Present every line of the material below as a numbered list, leaving out any blank lines.

■ **RECORDS SUPPLIED**:
[start]
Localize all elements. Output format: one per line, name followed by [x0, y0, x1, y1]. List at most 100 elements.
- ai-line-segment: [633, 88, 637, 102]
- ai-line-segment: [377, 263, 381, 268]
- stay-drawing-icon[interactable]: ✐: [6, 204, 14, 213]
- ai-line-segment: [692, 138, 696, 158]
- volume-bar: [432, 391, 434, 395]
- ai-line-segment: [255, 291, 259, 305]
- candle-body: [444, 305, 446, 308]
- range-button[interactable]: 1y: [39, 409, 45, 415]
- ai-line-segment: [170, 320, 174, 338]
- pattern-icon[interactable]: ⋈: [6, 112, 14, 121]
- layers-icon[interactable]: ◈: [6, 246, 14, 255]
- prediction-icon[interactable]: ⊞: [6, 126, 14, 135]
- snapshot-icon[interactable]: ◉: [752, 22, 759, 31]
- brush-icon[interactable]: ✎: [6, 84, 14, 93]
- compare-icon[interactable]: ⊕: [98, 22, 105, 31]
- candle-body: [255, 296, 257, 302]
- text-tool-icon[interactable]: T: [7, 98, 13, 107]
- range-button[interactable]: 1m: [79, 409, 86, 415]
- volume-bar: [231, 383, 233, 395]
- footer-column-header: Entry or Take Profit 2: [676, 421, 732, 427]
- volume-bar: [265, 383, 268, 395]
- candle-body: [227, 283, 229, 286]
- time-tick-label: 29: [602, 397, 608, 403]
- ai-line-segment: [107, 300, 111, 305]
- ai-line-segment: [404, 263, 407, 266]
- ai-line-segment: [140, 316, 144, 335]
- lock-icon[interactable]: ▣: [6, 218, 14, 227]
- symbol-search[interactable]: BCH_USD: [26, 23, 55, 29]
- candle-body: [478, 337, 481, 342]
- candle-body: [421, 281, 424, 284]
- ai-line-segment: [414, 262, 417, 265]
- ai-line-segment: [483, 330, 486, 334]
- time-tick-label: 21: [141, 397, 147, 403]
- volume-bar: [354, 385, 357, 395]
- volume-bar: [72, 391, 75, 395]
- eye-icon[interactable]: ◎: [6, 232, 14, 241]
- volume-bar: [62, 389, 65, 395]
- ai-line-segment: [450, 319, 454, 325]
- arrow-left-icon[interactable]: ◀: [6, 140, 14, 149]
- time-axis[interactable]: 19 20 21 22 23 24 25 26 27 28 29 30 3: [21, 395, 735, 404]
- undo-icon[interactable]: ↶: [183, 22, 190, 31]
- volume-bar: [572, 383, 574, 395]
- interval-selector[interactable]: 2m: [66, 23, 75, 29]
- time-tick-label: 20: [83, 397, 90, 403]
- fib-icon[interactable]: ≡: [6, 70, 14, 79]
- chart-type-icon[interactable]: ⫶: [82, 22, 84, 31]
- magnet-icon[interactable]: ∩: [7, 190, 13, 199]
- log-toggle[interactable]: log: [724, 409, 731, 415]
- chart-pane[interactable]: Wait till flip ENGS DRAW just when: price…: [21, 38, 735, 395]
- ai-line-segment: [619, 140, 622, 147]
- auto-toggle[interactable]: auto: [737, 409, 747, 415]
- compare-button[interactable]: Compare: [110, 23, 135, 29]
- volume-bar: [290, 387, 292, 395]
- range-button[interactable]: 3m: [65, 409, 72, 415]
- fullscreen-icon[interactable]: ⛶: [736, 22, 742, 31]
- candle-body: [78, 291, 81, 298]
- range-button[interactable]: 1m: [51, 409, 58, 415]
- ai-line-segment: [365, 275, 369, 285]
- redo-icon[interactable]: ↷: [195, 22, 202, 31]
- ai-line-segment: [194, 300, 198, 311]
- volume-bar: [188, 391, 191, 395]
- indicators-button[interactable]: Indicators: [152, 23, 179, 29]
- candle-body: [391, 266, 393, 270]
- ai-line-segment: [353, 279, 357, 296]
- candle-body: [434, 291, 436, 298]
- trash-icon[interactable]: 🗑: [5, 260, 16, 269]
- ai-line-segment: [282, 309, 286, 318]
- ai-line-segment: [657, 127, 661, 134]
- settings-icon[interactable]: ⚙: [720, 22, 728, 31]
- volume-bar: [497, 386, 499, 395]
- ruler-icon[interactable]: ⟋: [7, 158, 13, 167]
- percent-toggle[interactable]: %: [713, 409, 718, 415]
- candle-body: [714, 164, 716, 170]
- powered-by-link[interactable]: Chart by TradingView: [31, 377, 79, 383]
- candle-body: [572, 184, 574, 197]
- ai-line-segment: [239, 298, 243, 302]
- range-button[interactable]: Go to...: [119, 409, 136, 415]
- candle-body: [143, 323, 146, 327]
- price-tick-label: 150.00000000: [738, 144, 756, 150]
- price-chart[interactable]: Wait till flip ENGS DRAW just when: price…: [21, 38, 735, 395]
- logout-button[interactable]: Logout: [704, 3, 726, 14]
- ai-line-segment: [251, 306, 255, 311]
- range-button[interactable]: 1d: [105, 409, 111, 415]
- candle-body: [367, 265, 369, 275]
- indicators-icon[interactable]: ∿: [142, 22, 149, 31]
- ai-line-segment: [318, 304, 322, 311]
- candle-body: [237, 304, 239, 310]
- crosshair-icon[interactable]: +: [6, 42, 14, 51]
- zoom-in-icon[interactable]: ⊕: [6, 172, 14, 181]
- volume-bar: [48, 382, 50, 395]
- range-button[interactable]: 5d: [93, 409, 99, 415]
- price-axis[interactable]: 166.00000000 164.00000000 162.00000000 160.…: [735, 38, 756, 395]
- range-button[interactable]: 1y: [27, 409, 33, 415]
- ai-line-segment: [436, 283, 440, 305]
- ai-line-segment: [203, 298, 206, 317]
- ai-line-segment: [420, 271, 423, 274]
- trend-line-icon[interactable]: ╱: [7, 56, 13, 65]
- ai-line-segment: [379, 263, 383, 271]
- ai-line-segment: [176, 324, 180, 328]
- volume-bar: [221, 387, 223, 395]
[end]
■ **RESPONSE**:
1. Localize all elements. Output format: one per line, name followed by [x0, y0, x1, y1]. List at most 100 elements.
2. - ai-line-segment: [633, 88, 637, 102]
3. - ai-line-segment: [377, 263, 381, 268]
4. - stay-drawing-icon[interactable]: ✐: [6, 204, 14, 213]
5. - ai-line-segment: [692, 138, 696, 158]
6. - volume-bar: [432, 391, 434, 395]
7. - ai-line-segment: [255, 291, 259, 305]
8. - candle-body: [444, 305, 446, 308]
9. - range-button[interactable]: 1y: [39, 409, 45, 415]
10. - ai-line-segment: [170, 320, 174, 338]
11. - pattern-icon[interactable]: ⋈: [6, 112, 14, 121]
12. - layers-icon[interactable]: ◈: [6, 246, 14, 255]
13. - prediction-icon[interactable]: ⊞: [6, 126, 14, 135]
14. - snapshot-icon[interactable]: ◉: [752, 22, 759, 31]
15. - brush-icon[interactable]: ✎: [6, 84, 14, 93]
16. - compare-icon[interactable]: ⊕: [98, 22, 105, 31]
17. - candle-body: [255, 296, 257, 302]
18. - text-tool-icon[interactable]: T: [7, 98, 13, 107]
19. - range-button[interactable]: 1m: [79, 409, 86, 415]
20. - volume-bar: [231, 383, 233, 395]
21. - footer-column-header: Entry or Take Profit 2: [676, 421, 732, 427]
22. - volume-bar: [265, 383, 268, 395]
23. - candle-body: [227, 283, 229, 286]
24. - time-tick-label: 29: [602, 397, 608, 403]
25. - ai-line-segment: [107, 300, 111, 305]
26. - ai-line-segment: [404, 263, 407, 266]
27. - ai-line-segment: [140, 316, 144, 335]
28. - lock-icon[interactable]: ▣: [6, 218, 14, 227]
29. - symbol-search[interactable]: BCH_USD: [26, 23, 55, 29]
30. - candle-body: [478, 337, 481, 342]
31. - candle-body: [421, 281, 424, 284]
32. - ai-line-segment: [414, 262, 417, 265]
33. - ai-line-segment: [483, 330, 486, 334]
34. - time-tick-label: 21: [141, 397, 147, 403]
35. - volume-bar: [354, 385, 357, 395]
36. - volume-bar: [72, 391, 75, 395]
37. - eye-icon[interactable]: ◎: [6, 232, 14, 241]
38. - volume-bar: [62, 389, 65, 395]
39. - ai-line-segment: [450, 319, 454, 325]
40. - arrow-left-icon[interactable]: ◀: [6, 140, 14, 149]
41. - time-axis[interactable]: 19 20 21 22 23 24 25 26 27 28 29 30 3: [21, 395, 735, 404]
42. - undo-icon[interactable]: ↶: [183, 22, 190, 31]
43. - volume-bar: [572, 383, 574, 395]
44. - interval-selector[interactable]: 2m: [66, 23, 75, 29]
45. - time-tick-label: 20: [83, 397, 90, 403]
46. - fib-icon[interactable]: ≡: [6, 70, 14, 79]
47. - chart-type-icon[interactable]: ⫶: [82, 22, 84, 31]
48. - magnet-icon[interactable]: ∩: [7, 190, 13, 199]
49. - log-toggle[interactable]: log: [724, 409, 731, 415]
50. - chart-pane[interactable]: Wait till flip ENGS DRAW just when: price…: [21, 38, 735, 395]
51. - ai-line-segment: [619, 140, 622, 147]
52. - auto-toggle[interactable]: auto: [737, 409, 747, 415]
53. - compare-button[interactable]: Compare: [110, 23, 135, 29]
54. - volume-bar: [290, 387, 292, 395]
55. - range-button[interactable]: 3m: [65, 409, 72, 415]
56. - fullscreen-icon[interactable]: ⛶: [736, 22, 742, 31]
57. - candle-body: [78, 291, 81, 298]
58. - range-button[interactable]: 1m: [51, 409, 58, 415]
59. - ai-line-segment: [365, 275, 369, 285]
60. - redo-icon[interactable]: ↷: [195, 22, 202, 31]
61. - ai-line-segment: [194, 300, 198, 311]
62. - volume-bar: [188, 391, 191, 395]
63. - indicators-button[interactable]: Indicators: [152, 23, 179, 29]
64. - candle-body: [391, 266, 393, 270]
65. - ai-line-segment: [353, 279, 357, 296]
66. - candle-body: [434, 291, 436, 298]
67. - trash-icon[interactable]: 🗑: [5, 260, 16, 269]
68. - ai-line-segment: [282, 309, 286, 318]
69. - ai-line-segment: [657, 127, 661, 134]
70. - settings-icon[interactable]: ⚙: [720, 22, 728, 31]
71. - volume-bar: [497, 386, 499, 395]
72. - ruler-icon[interactable]: ⟋: [7, 158, 13, 167]
73. - percent-toggle[interactable]: %: [713, 409, 718, 415]
74. - candle-body: [714, 164, 716, 170]
75. - powered-by-link[interactable]: Chart by TradingView: [31, 377, 79, 383]
76. - candle-body: [572, 184, 574, 197]
77. - ai-line-segment: [239, 298, 243, 302]
78. - range-button[interactable]: Go to...: [119, 409, 136, 415]
79. - candle-body: [143, 323, 146, 327]
80. - price-tick-label: 150.00000000: [738, 144, 756, 150]
81. - price-chart[interactable]: Wait till flip ENGS DRAW just when: price…: [21, 38, 735, 395]
82. - logout-button[interactable]: Logout: [704, 3, 726, 14]
83. - ai-line-segment: [251, 306, 255, 311]
84. - range-button[interactable]: 1d: [105, 409, 111, 415]
85. - candle-body: [367, 265, 369, 275]
86. - indicators-icon[interactable]: ∿: [142, 22, 149, 31]
87. - ai-line-segment: [318, 304, 322, 311]
88. - candle-body: [237, 304, 239, 310]
89. - crosshair-icon[interactable]: +: [6, 42, 14, 51]
90. - zoom-in-icon[interactable]: ⊕: [6, 172, 14, 181]
91. - volume-bar: [48, 382, 50, 395]
92. - range-button[interactable]: 5d: [93, 409, 99, 415]
93. - price-axis[interactable]: 166.00000000 164.00000000 162.00000000 160.…: [735, 38, 756, 395]
94. - range-button[interactable]: 1y: [27, 409, 33, 415]
95. - ai-line-segment: [436, 283, 440, 305]
96. - ai-line-segment: [203, 298, 206, 317]
97. - ai-line-segment: [420, 271, 423, 274]
98. - trend-line-icon[interactable]: ╱: [7, 56, 13, 65]
99. - ai-line-segment: [379, 263, 383, 271]
100. - ai-line-segment: [176, 324, 180, 328]
101. - volume-bar: [221, 387, 223, 395]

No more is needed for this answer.